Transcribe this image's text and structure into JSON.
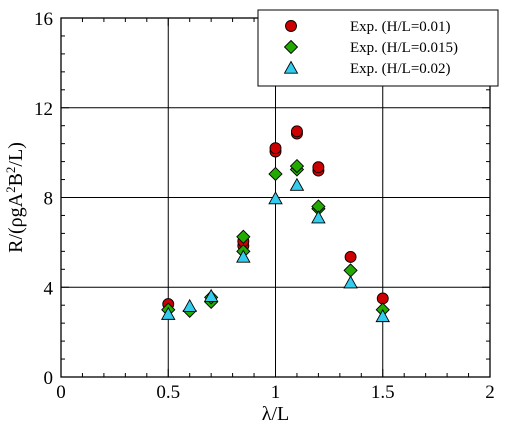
{
  "chart_data": {
    "type": "scatter",
    "title": "",
    "xlabel": "λ/L",
    "ylabel_parts": [
      "R/(ρgA",
      "2",
      "B",
      "2",
      "/L)"
    ],
    "xlim": [
      0,
      2
    ],
    "ylim": [
      0,
      16
    ],
    "xticks": [
      0,
      0.5,
      1,
      1.5,
      2
    ],
    "xtick_labels": [
      "0",
      "0.5",
      "1",
      "1.5",
      "2"
    ],
    "yticks": [
      0,
      4,
      8,
      12,
      16
    ],
    "ytick_labels": [
      "0",
      "4",
      "8",
      "12",
      "16"
    ],
    "grid": true,
    "legend_position": "top-right",
    "series": [
      {
        "name": "Exp. (H/L=0.01)",
        "marker": "circle",
        "color": "#cc0000",
        "points": [
          [
            0.5,
            3.25
          ],
          [
            0.85,
            5.85
          ],
          [
            0.85,
            6.05
          ],
          [
            1.0,
            10.05
          ],
          [
            1.0,
            10.2
          ],
          [
            1.1,
            10.85
          ],
          [
            1.1,
            10.95
          ],
          [
            1.2,
            9.2
          ],
          [
            1.2,
            9.35
          ],
          [
            1.35,
            5.35
          ],
          [
            1.5,
            3.5
          ]
        ]
      },
      {
        "name": "Exp. (H/L=0.015)",
        "marker": "diamond",
        "color": "#22aa00",
        "points": [
          [
            0.5,
            3.0
          ],
          [
            0.6,
            2.95
          ],
          [
            0.7,
            3.35
          ],
          [
            0.7,
            3.55
          ],
          [
            0.85,
            5.6
          ],
          [
            0.85,
            6.25
          ],
          [
            1.0,
            9.05
          ],
          [
            1.1,
            9.25
          ],
          [
            1.1,
            9.4
          ],
          [
            1.2,
            7.5
          ],
          [
            1.2,
            7.6
          ],
          [
            1.35,
            4.75
          ],
          [
            1.5,
            3.0
          ]
        ]
      },
      {
        "name": "Exp. (H/L=0.02)",
        "marker": "triangle",
        "color": "#33ccee",
        "points": [
          [
            0.5,
            2.8
          ],
          [
            0.6,
            3.15
          ],
          [
            0.7,
            3.6
          ],
          [
            0.85,
            5.35
          ],
          [
            1.0,
            7.95
          ],
          [
            1.1,
            8.55
          ],
          [
            1.2,
            7.1
          ],
          [
            1.35,
            4.2
          ],
          [
            1.5,
            2.7
          ]
        ]
      }
    ]
  }
}
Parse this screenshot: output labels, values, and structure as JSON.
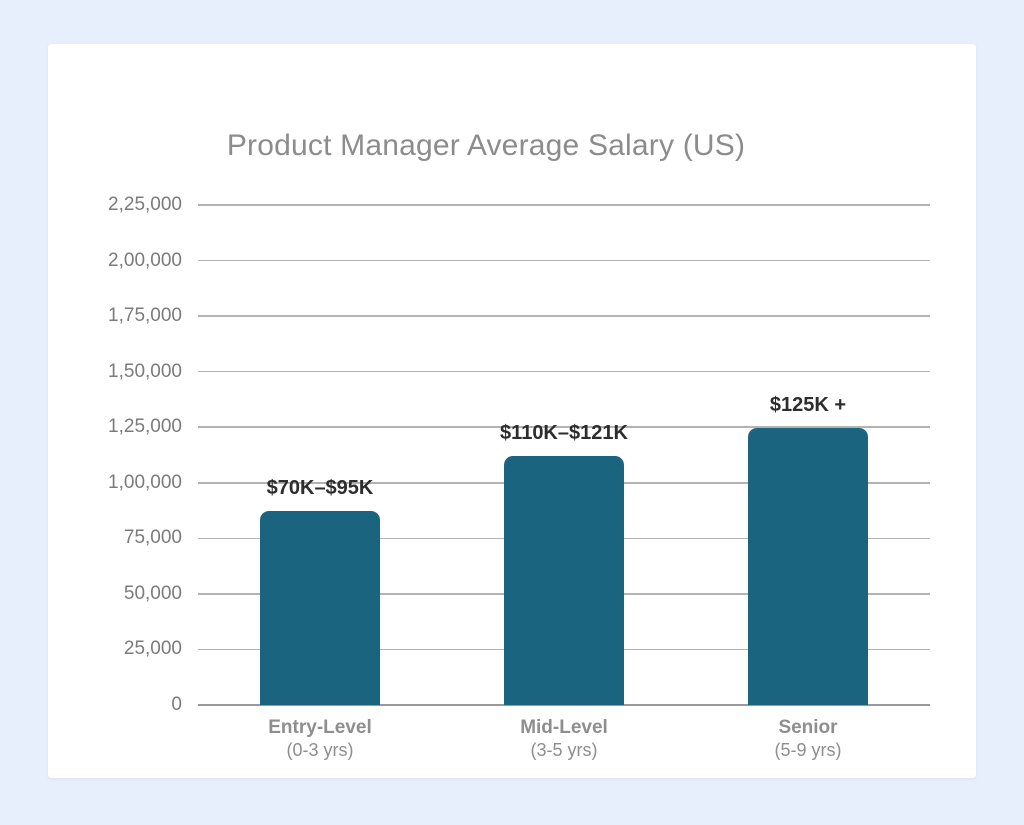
{
  "page": {
    "background_color": "#E6EFFB",
    "card_color": "#FFFFFF"
  },
  "chart": {
    "title": "Product Manager Average Salary (US)"
  },
  "chart_data": {
    "type": "bar",
    "title": "Product Manager Average Salary (US)",
    "categories": [
      "Entry-Level",
      "Mid-Level",
      "Senior"
    ],
    "category_sublabels": [
      "(0-3 yrs)",
      "(3-5 yrs)",
      "(5-9 yrs)"
    ],
    "values": [
      87500,
      112000,
      124500
    ],
    "bar_labels": [
      "$70K–$95K",
      "$110K–$121K",
      "$125K +"
    ],
    "xlabel": "",
    "ylabel": "",
    "ylim": [
      0,
      225000
    ],
    "ytick_step": 25000,
    "ytick_labels": [
      "0",
      "25,000",
      "50,000",
      "75,000",
      "1,00,000",
      "1,25,000",
      "1,50,000",
      "1,75,000",
      "2,00,000",
      "2,25,000"
    ],
    "grid": true,
    "legend": false,
    "bar_color": "#1A6480",
    "grid_color": "#B3B3B3",
    "axis_line_color": "#9A9A9A",
    "tick_label_color": "#7B7B7B",
    "bar_label_color": "#2D2D2D",
    "category_label_color": "#8E8E8E",
    "title_color": "#8C8C8C"
  }
}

▶ **WRITTEN INSTRUCTION**
Choose all lines containing the string "Salary" and copy them out.

▶ **FINAL RESULT**
    "title": "Product Manager Average Salary (US)"
    "title": "Product Manager Average Salary (US)",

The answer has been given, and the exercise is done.